» EXERCISE PROMPT: Locate the word "screenshot" in the data below, then copy every line that holds it.

» RECORDS PROVIDED:
------------------------------------

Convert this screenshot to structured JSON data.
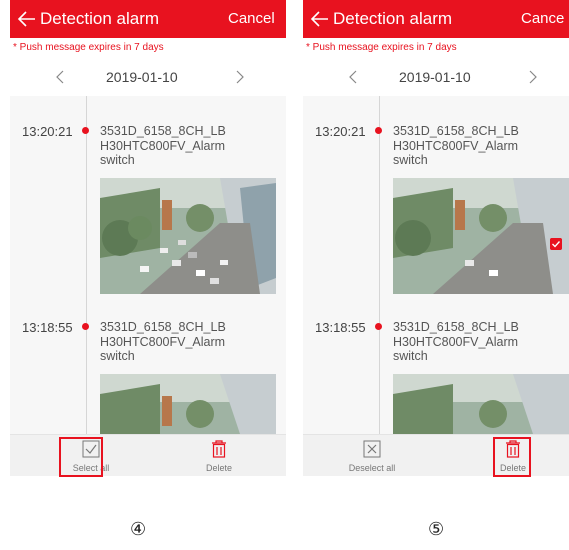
{
  "screens": [
    {
      "header": {
        "title": "Detection alarm",
        "cancel": "Cancel"
      },
      "notice": "* Push message expires in 7 days",
      "date": "2019-01-10",
      "alarms": [
        {
          "time": "13:20:21",
          "device": [
            "3531D_6158_8CH_LB",
            "H30HTC800FV_Alarm",
            "switch"
          ]
        },
        {
          "time": "13:18:55",
          "device": [
            "3531D_6158_8CH_LB",
            "H30HTC800FV_Alarm",
            "switch"
          ]
        }
      ],
      "footer": {
        "left": "Select all",
        "right": "Delete"
      },
      "step": "④"
    },
    {
      "header": {
        "title": "Detection alarm",
        "cancel": "Cance"
      },
      "notice": "* Push message expires in 7 days",
      "date": "2019-01-10",
      "alarms": [
        {
          "time": "13:20:21",
          "device": [
            "3531D_6158_8CH_LB",
            "H30HTC800FV_Alarm",
            "switch"
          ],
          "selected": true
        },
        {
          "time": "13:18:55",
          "device": [
            "3531D_6158_8CH_LB",
            "H30HTC800FV_Alarm",
            "switch"
          ]
        }
      ],
      "footer": {
        "left": "Deselect all",
        "right": "Delete"
      },
      "step": "⑤"
    }
  ],
  "colors": {
    "accent": "#e8121f",
    "footer_bg": "#f1f1f1"
  },
  "icons": [
    "back-arrow-icon",
    "chevron-left-icon",
    "chevron-right-icon",
    "checkbox-checked-icon",
    "checkbox-x-icon",
    "trash-icon"
  ]
}
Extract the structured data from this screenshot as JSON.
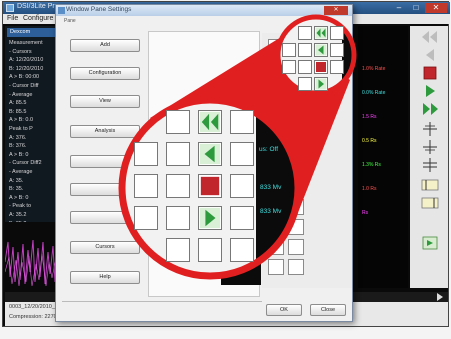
{
  "app": {
    "title": "DSI/3Lite Proc",
    "menu": {
      "file": "File",
      "configure": "Configure"
    },
    "window_controls": {
      "minimize": "–",
      "maximize": "□",
      "close": "✕"
    },
    "tree": {
      "header": "Dexcom",
      "lines": [
        "Measurement",
        "- Cursors",
        "  A: 12/20/2010",
        "  B: 12/20/2010",
        "  A > B: 00:00",
        "- Cursor Diff",
        "  - Average",
        "    A: 85.5",
        "    B: 85.5",
        "    A > B: 0.0",
        "  Peak to P",
        "    A: 376.",
        "    B: 376.",
        "    A > B: 0",
        "- Cursor Diff2",
        "  - Average",
        "    A: 35.",
        "    B: 35.",
        "    A > B: 0",
        "  - Peak to",
        "    A: 35.2",
        "    B: 35.2",
        "    A > B: 0"
      ]
    },
    "graph_labels": [
      {
        "text": "1.0% Rate",
        "color": "#ff5050"
      },
      {
        "text": "0.0% Rate",
        "color": "#40e0e0"
      },
      {
        "text": "1.5 Rs",
        "color": "#ff40ff"
      },
      {
        "text": "0.5 Rs",
        "color": "#ffff40"
      },
      {
        "text": "1.3% Rs",
        "color": "#40ff40"
      },
      {
        "text": "1.0 Rs",
        "color": "#ff5050"
      },
      {
        "text": "Rs",
        "color": "#ff40ff"
      }
    ],
    "status": {
      "line1": "0003_12/20/2010_13...",
      "line2": "Compression: 2270",
      "right": "0002"
    }
  },
  "dialog": {
    "title": "Window Pane Settings",
    "subtitle": "Pane",
    "side_buttons": [
      "Add",
      "Configuration",
      "View",
      "Analysis",
      "",
      "",
      "",
      "Cursors",
      "Help"
    ],
    "ok_label": "OK",
    "close_label": "Close"
  },
  "zoom": {
    "color_ring": "#e02020",
    "status_text": "us: Off",
    "value1": "833 Mv",
    "value2": "833 Mv",
    "value_color": "#40e0e0",
    "status_color": "#40e0e0"
  },
  "colors": {
    "arrow_green": "#2e9a3e",
    "stop_red": "#c0262c"
  }
}
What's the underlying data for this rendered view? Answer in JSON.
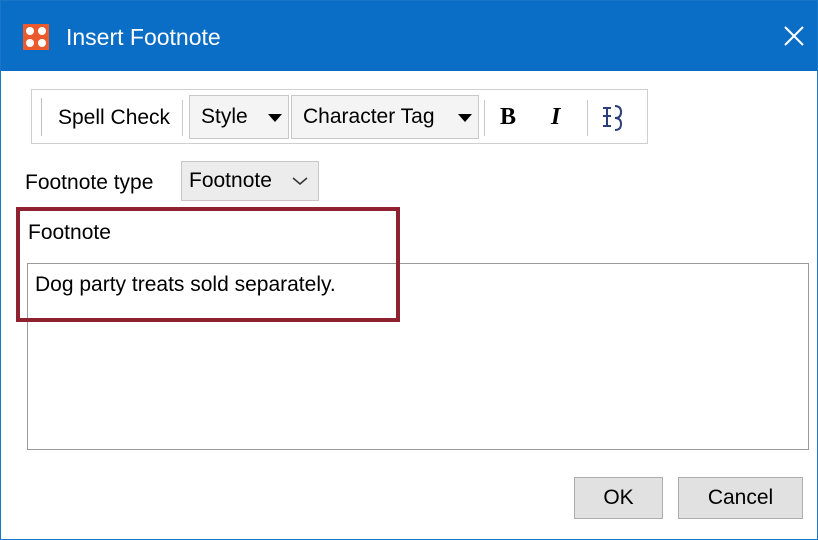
{
  "window": {
    "title": "Insert Footnote",
    "app_icon": "app-logo-icon",
    "close_icon": "close-icon",
    "titlebar_color": "#0a6dc6",
    "app_icon_color": "#ea5a2c"
  },
  "toolbar": {
    "spell_check": "Spell Check",
    "style": "Style",
    "character_tag": "Character Tag",
    "bold_icon": "B",
    "italic_icon": "I",
    "special_char_icon": "special-character-icon"
  },
  "footnote_type": {
    "label": "Footnote type",
    "value": "Footnote"
  },
  "footnote": {
    "label": "Footnote",
    "text": "Dog party treats sold separately."
  },
  "buttons": {
    "ok": "OK",
    "cancel": "Cancel"
  },
  "annotation": {
    "highlight_color": "#8f2230"
  }
}
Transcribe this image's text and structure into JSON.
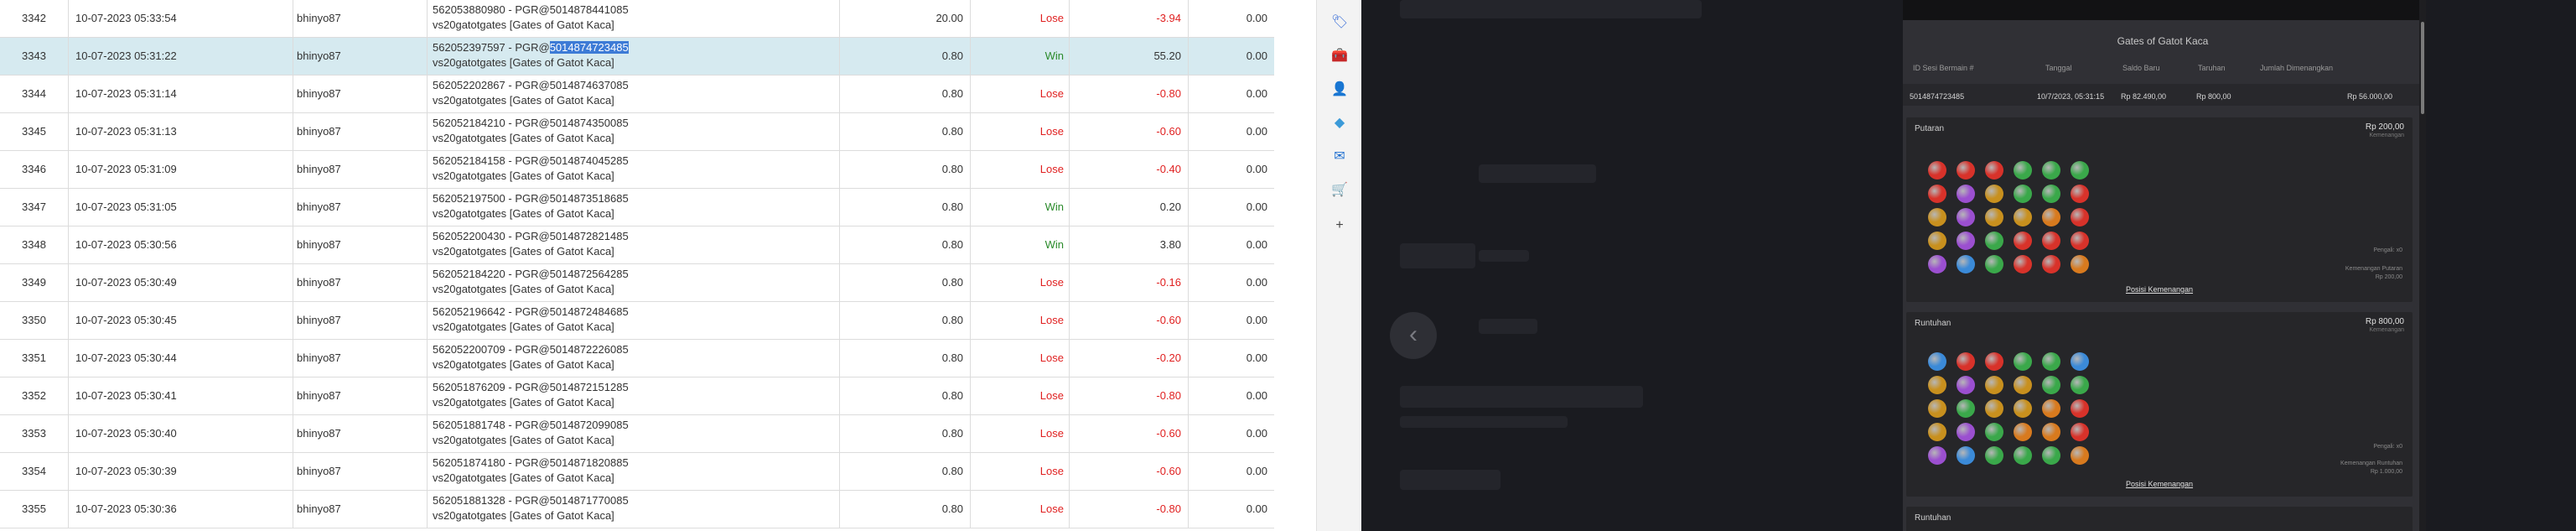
{
  "table": {
    "rows": [
      {
        "id": "3342",
        "datetime": "10-07-2023 05:33:54",
        "user": "bhinyo87",
        "tx_main": "562053880980 - PGR@5014878441085",
        "tx_pre": "",
        "tx_hl": "",
        "game": "vs20gatotgates [Gates of Gatot Kaca]",
        "bet": "20.00",
        "result": "Lose",
        "profit": "-3.94",
        "extra": "0.00"
      },
      {
        "id": "3343",
        "datetime": "10-07-2023 05:31:22",
        "user": "bhinyo87",
        "tx_main": "",
        "tx_pre": "562052397597 - PGR@",
        "tx_hl": "5014874723485",
        "game": "vs20gatotgates [Gates of Gatot Kaca]",
        "bet": "0.80",
        "result": "Win",
        "profit": "55.20",
        "extra": "0.00"
      },
      {
        "id": "3344",
        "datetime": "10-07-2023 05:31:14",
        "user": "bhinyo87",
        "tx_main": "562052202867 - PGR@5014874637085",
        "tx_pre": "",
        "tx_hl": "",
        "game": "vs20gatotgates [Gates of Gatot Kaca]",
        "bet": "0.80",
        "result": "Lose",
        "profit": "-0.80",
        "extra": "0.00"
      },
      {
        "id": "3345",
        "datetime": "10-07-2023 05:31:13",
        "user": "bhinyo87",
        "tx_main": "562052184210 - PGR@5014874350085",
        "tx_pre": "",
        "tx_hl": "",
        "game": "vs20gatotgates [Gates of Gatot Kaca]",
        "bet": "0.80",
        "result": "Lose",
        "profit": "-0.60",
        "extra": "0.00"
      },
      {
        "id": "3346",
        "datetime": "10-07-2023 05:31:09",
        "user": "bhinyo87",
        "tx_main": "562052184158 - PGR@5014874045285",
        "tx_pre": "",
        "tx_hl": "",
        "game": "vs20gatotgates [Gates of Gatot Kaca]",
        "bet": "0.80",
        "result": "Lose",
        "profit": "-0.40",
        "extra": "0.00"
      },
      {
        "id": "3347",
        "datetime": "10-07-2023 05:31:05",
        "user": "bhinyo87",
        "tx_main": "562052197500 - PGR@5014873518685",
        "tx_pre": "",
        "tx_hl": "",
        "game": "vs20gatotgates [Gates of Gatot Kaca]",
        "bet": "0.80",
        "result": "Win",
        "profit": "0.20",
        "extra": "0.00"
      },
      {
        "id": "3348",
        "datetime": "10-07-2023 05:30:56",
        "user": "bhinyo87",
        "tx_main": "562052200430 - PGR@5014872821485",
        "tx_pre": "",
        "tx_hl": "",
        "game": "vs20gatotgates [Gates of Gatot Kaca]",
        "bet": "0.80",
        "result": "Win",
        "profit": "3.80",
        "extra": "0.00"
      },
      {
        "id": "3349",
        "datetime": "10-07-2023 05:30:49",
        "user": "bhinyo87",
        "tx_main": "562052184220 - PGR@5014872564285",
        "tx_pre": "",
        "tx_hl": "",
        "game": "vs20gatotgates [Gates of Gatot Kaca]",
        "bet": "0.80",
        "result": "Lose",
        "profit": "-0.16",
        "extra": "0.00"
      },
      {
        "id": "3350",
        "datetime": "10-07-2023 05:30:45",
        "user": "bhinyo87",
        "tx_main": "562052196642 - PGR@5014872484685",
        "tx_pre": "",
        "tx_hl": "",
        "game": "vs20gatotgates [Gates of Gatot Kaca]",
        "bet": "0.80",
        "result": "Lose",
        "profit": "-0.60",
        "extra": "0.00"
      },
      {
        "id": "3351",
        "datetime": "10-07-2023 05:30:44",
        "user": "bhinyo87",
        "tx_main": "562052200709 - PGR@5014872226085",
        "tx_pre": "",
        "tx_hl": "",
        "game": "vs20gatotgates [Gates of Gatot Kaca]",
        "bet": "0.80",
        "result": "Lose",
        "profit": "-0.20",
        "extra": "0.00"
      },
      {
        "id": "3352",
        "datetime": "10-07-2023 05:30:41",
        "user": "bhinyo87",
        "tx_main": "562051876209 - PGR@5014872151285",
        "tx_pre": "",
        "tx_hl": "",
        "game": "vs20gatotgates [Gates of Gatot Kaca]",
        "bet": "0.80",
        "result": "Lose",
        "profit": "-0.80",
        "extra": "0.00"
      },
      {
        "id": "3353",
        "datetime": "10-07-2023 05:30:40",
        "user": "bhinyo87",
        "tx_main": "562051881748 - PGR@5014872099085",
        "tx_pre": "",
        "tx_hl": "",
        "game": "vs20gatotgates [Gates of Gatot Kaca]",
        "bet": "0.80",
        "result": "Lose",
        "profit": "-0.60",
        "extra": "0.00"
      },
      {
        "id": "3354",
        "datetime": "10-07-2023 05:30:39",
        "user": "bhinyo87",
        "tx_main": "562051874180 - PGR@5014871820885",
        "tx_pre": "",
        "tx_hl": "",
        "game": "vs20gatotgates [Gates of Gatot Kaca]",
        "bet": "0.80",
        "result": "Lose",
        "profit": "-0.60",
        "extra": "0.00"
      },
      {
        "id": "3355",
        "datetime": "10-07-2023 05:30:36",
        "user": "bhinyo87",
        "tx_main": "562051881328 - PGR@5014871770085",
        "tx_pre": "",
        "tx_hl": "",
        "game": "vs20gatotgates [Gates of Gatot Kaca]",
        "bet": "0.80",
        "result": "Lose",
        "profit": "-0.80",
        "extra": "0.00"
      }
    ]
  },
  "extensions": [
    {
      "name": "tag-icon",
      "glyph": "🏷",
      "color": "#3b6fd8"
    },
    {
      "name": "toolbox-icon",
      "glyph": "🧰",
      "color": "#d8453b"
    },
    {
      "name": "user-icon",
      "glyph": "👤",
      "color": "#8a4fc8"
    },
    {
      "name": "copilot-icon",
      "glyph": "◆",
      "color": "#3b9ad8"
    },
    {
      "name": "outlook-icon",
      "glyph": "✉",
      "color": "#1f6fd0"
    },
    {
      "name": "cart-icon",
      "glyph": "🛒",
      "color": "#2a8ad0"
    },
    {
      "name": "add-icon",
      "glyph": "+",
      "color": "#444444"
    }
  ],
  "game_panel": {
    "title": "Gates of Gatot Kaca",
    "columns": [
      "ID Sesi Bermain #",
      "Tanggal",
      "Saldo Baru",
      "Taruhan",
      "Jumlah Dimenangkan"
    ],
    "row": {
      "session": "5014874723485",
      "date": "10/7/2023, 05:31:15",
      "balance": "Rp 82.490,00",
      "bet": "Rp 800,00",
      "win": "Rp 56.000,00"
    },
    "sections": [
      {
        "title": "Putaran",
        "amount": "Rp 200,00",
        "sub": "Kemenangan",
        "note_a": "Pengali: x0",
        "note_b": "Kemenangan Putaran",
        "note_c": "Rp 200,00",
        "link": "Posisi Kemenangan"
      },
      {
        "title": "Runtuhan",
        "amount": "Rp 800,00",
        "sub": "Kemenangan",
        "note_a": "Pengali: x0",
        "note_b": "Kemenangan Runtuhan",
        "note_c": "Rp 1.000,00",
        "link": "Posisi Kemenangan"
      },
      {
        "title": "Runtuhan"
      }
    ],
    "grid1": [
      [
        "#d8322a",
        "#d8322a",
        "#d8322a",
        "#3aa84a",
        "#3aa84a",
        "#3aa84a"
      ],
      [
        "#d8322a",
        "#9b4fd0",
        "#c8901e",
        "#3aa84a",
        "#3aa84a",
        "#d8322a"
      ],
      [
        "#c8901e",
        "#9b4fd0",
        "#c8901e",
        "#c8901e",
        "#d87a1e",
        "#d8322a"
      ],
      [
        "#c8901e",
        "#9b4fd0",
        "#3aa84a",
        "#d8322a",
        "#d8322a",
        "#d8322a"
      ],
      [
        "#9b4fd0",
        "#3b8ad8",
        "#3aa84a",
        "#d8322a",
        "#d8322a",
        "#d87a1e"
      ]
    ],
    "grid2": [
      [
        "#3b8ad8",
        "#d8322a",
        "#d8322a",
        "#3aa84a",
        "#3aa84a",
        "#3b8ad8"
      ],
      [
        "#c8901e",
        "#9b4fd0",
        "#c8901e",
        "#c8901e",
        "#3aa84a",
        "#3aa84a"
      ],
      [
        "#c8901e",
        "#3aa84a",
        "#c8901e",
        "#c8901e",
        "#d87a1e",
        "#d8322a"
      ],
      [
        "#c8901e",
        "#9b4fd0",
        "#3aa84a",
        "#d87a1e",
        "#d87a1e",
        "#d8322a"
      ],
      [
        "#9b4fd0",
        "#3b8ad8",
        "#3aa84a",
        "#3aa84a",
        "#3aa84a",
        "#d87a1e"
      ]
    ]
  }
}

------------------------------------

» SOLUTION FOR THIS EXERCISE:
Convert this screenshot to structured JSON data.
Extract the structured data from this screenshot as JSON.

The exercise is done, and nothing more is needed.